_Information given_
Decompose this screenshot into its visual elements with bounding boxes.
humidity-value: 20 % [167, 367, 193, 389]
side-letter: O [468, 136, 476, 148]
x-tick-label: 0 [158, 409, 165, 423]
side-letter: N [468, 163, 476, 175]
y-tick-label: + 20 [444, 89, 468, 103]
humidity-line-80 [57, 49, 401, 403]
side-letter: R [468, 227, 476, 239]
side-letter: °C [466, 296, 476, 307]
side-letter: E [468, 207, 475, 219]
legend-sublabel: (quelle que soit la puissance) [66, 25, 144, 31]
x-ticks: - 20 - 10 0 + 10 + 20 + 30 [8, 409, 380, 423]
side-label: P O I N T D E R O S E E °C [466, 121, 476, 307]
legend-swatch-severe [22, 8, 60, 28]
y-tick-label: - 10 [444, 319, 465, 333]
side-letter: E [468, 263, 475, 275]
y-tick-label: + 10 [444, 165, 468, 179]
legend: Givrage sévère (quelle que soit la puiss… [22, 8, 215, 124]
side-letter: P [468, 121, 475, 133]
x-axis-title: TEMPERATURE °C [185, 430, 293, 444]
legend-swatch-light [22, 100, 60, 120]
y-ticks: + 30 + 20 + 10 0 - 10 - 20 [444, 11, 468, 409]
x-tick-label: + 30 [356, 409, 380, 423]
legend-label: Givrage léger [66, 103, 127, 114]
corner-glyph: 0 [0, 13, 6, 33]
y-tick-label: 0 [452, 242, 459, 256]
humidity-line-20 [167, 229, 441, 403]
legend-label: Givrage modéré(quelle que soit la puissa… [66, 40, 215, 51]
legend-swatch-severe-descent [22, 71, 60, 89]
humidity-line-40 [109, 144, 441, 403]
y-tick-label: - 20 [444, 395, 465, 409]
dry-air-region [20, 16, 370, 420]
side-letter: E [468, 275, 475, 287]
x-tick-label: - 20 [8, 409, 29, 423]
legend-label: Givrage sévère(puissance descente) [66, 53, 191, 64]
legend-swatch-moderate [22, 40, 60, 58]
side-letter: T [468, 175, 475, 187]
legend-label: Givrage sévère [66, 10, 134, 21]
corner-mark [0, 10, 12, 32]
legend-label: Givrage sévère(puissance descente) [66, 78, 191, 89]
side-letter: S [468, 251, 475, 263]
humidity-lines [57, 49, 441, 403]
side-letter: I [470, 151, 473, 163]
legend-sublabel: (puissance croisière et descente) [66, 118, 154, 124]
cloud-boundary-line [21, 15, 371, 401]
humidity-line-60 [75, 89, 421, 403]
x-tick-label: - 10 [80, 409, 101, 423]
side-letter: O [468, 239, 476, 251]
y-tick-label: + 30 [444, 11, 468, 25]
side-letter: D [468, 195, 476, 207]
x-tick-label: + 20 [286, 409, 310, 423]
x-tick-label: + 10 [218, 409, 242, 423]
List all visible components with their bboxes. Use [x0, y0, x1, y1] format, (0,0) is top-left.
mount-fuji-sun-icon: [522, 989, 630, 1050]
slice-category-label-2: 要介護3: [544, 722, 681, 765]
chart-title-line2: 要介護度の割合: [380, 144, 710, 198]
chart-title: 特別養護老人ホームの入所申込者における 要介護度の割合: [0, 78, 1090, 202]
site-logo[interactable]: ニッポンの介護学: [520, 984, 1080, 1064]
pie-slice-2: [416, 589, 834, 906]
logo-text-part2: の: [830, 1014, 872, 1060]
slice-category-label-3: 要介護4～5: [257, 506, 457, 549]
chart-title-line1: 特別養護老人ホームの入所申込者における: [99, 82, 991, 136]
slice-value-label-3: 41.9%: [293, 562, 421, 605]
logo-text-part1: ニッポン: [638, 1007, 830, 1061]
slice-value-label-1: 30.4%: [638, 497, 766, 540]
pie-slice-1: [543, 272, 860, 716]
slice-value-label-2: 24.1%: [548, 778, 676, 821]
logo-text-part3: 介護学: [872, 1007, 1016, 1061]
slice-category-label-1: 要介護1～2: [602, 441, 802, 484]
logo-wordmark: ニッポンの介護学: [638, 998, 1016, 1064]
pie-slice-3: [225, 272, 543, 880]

_Written instruction_
Repeat the material word for word, from its first line through the line containing "side-letter: P [468, 121, 475, 133]", with both of those lines included.

_Finished exercise_
Decompose this screenshot into its visual elements with bounding boxes.
humidity-value: 20 % [167, 367, 193, 389]
side-letter: O [468, 136, 476, 148]
x-tick-label: 0 [158, 409, 165, 423]
side-letter: N [468, 163, 476, 175]
y-tick-label: + 20 [444, 89, 468, 103]
humidity-line-80 [57, 49, 401, 403]
side-letter: R [468, 227, 476, 239]
side-letter: °C [466, 296, 476, 307]
side-letter: E [468, 207, 475, 219]
legend-sublabel: (quelle que soit la puissance) [66, 25, 144, 31]
x-ticks: - 20 - 10 0 + 10 + 20 + 30 [8, 409, 380, 423]
side-label: P O I N T D E R O S E E °C [466, 121, 476, 307]
legend-swatch-severe [22, 8, 60, 28]
y-tick-label: - 10 [444, 319, 465, 333]
side-letter: E [468, 263, 475, 275]
y-tick-label: + 10 [444, 165, 468, 179]
legend: Givrage sévère (quelle que soit la puiss… [22, 8, 215, 124]
side-letter: P [468, 121, 475, 133]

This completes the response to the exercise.